:: OBJECTIVE ::
The data below is to be returned in full and exactly.

:: RECORDS TO USE ::

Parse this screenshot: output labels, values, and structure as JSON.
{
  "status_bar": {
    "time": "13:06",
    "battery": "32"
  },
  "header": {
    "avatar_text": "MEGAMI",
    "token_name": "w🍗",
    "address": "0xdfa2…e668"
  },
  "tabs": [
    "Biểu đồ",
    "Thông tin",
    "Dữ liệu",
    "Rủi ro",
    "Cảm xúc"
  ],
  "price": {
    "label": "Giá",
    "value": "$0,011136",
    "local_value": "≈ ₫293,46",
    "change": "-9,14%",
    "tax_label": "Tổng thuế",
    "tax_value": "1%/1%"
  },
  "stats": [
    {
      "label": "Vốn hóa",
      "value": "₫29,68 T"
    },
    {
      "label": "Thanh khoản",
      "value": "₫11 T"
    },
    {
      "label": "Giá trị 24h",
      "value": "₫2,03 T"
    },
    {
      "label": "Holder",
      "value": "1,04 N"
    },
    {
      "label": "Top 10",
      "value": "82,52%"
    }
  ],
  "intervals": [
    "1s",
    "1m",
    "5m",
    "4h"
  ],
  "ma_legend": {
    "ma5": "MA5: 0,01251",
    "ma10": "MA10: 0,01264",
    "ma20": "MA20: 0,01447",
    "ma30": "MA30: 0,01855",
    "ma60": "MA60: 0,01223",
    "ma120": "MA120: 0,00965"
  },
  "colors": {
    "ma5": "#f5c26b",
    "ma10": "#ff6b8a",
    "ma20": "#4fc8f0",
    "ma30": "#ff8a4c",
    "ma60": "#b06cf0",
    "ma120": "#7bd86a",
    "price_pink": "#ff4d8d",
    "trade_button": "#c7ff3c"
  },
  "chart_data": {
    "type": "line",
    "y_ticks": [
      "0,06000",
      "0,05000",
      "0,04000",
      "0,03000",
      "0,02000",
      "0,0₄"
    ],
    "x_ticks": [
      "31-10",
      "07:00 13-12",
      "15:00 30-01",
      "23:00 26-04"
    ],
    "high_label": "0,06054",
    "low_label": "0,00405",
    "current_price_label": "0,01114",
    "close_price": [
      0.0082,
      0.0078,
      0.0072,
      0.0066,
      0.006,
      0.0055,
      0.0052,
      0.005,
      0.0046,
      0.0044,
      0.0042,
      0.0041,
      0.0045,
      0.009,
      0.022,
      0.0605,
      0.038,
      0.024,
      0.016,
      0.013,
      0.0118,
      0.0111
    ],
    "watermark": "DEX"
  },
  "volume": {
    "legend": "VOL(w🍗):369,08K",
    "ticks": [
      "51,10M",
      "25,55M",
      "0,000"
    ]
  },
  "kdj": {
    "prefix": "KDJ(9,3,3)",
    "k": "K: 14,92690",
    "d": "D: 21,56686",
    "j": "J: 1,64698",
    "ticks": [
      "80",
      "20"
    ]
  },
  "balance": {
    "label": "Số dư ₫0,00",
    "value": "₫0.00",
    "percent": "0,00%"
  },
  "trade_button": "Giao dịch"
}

:: RESPONSE ::
Parse this screenshot: output labels, values, and structure as JSON.
{
  "status_bar": {
    "time": "13:06",
    "battery": "32"
  },
  "header": {
    "avatar_text": "MEGAMI",
    "token_name": "w🍗",
    "address": "0xdfa2…e668"
  },
  "tabs": [
    "Biểu đồ",
    "Thông tin",
    "Dữ liệu",
    "Rủi ro",
    "Cảm xúc"
  ],
  "price": {
    "label": "Giá",
    "value": "$0,011136",
    "local_value": "≈ ₫293,46",
    "change": "-9,14%",
    "tax_label": "Tổng thuế",
    "tax_value": "1%/1%"
  },
  "stats": [
    {
      "label": "Vốn hóa",
      "value": "₫29,68 T"
    },
    {
      "label": "Thanh khoản",
      "value": "₫11 T"
    },
    {
      "label": "Giá trị 24h",
      "value": "₫2,03 T"
    },
    {
      "label": "Holder",
      "value": "1,04 N"
    },
    {
      "label": "Top 10",
      "value": "82,52%"
    }
  ],
  "intervals": [
    "1s",
    "1m",
    "5m",
    "4h"
  ],
  "ma_legend": {
    "ma5": "MA5: 0,01251",
    "ma10": "MA10: 0,01264",
    "ma20": "MA20: 0,01447",
    "ma30": "MA30: 0,01855",
    "ma60": "MA60: 0,01223",
    "ma120": "MA120: 0,00965"
  },
  "colors": {
    "ma5": "#f5c26b",
    "ma10": "#ff6b8a",
    "ma20": "#4fc8f0",
    "ma30": "#ff8a4c",
    "ma60": "#b06cf0",
    "ma120": "#7bd86a",
    "price_pink": "#ff4d8d",
    "trade_button": "#c7ff3c"
  },
  "chart_data": {
    "type": "line",
    "y_ticks": [
      "0,06000",
      "0,05000",
      "0,04000",
      "0,03000",
      "0,02000",
      "0,0₄"
    ],
    "x_ticks": [
      "31-10",
      "07:00 13-12",
      "15:00 30-01",
      "23:00 26-04"
    ],
    "high_label": "0,06054",
    "low_label": "0,00405",
    "current_price_label": "0,01114",
    "close_price": [
      0.0082,
      0.0078,
      0.0072,
      0.0066,
      0.006,
      0.0055,
      0.0052,
      0.005,
      0.0046,
      0.0044,
      0.0042,
      0.0041,
      0.0045,
      0.009,
      0.022,
      0.0605,
      0.038,
      0.024,
      0.016,
      0.013,
      0.0118,
      0.0111
    ],
    "watermark": "DEX"
  },
  "volume": {
    "legend": "VOL(w🍗):369,08K",
    "ticks": [
      "51,10M",
      "25,55M",
      "0,000"
    ]
  },
  "kdj": {
    "prefix": "KDJ(9,3,3)",
    "k": "K: 14,92690",
    "d": "D: 21,56686",
    "j": "J: 1,64698",
    "ticks": [
      "80",
      "20"
    ]
  },
  "balance": {
    "label": "Số dư ₫0,00",
    "value": "₫0.00",
    "percent": "0,00%"
  },
  "trade_button": "Giao dịch"
}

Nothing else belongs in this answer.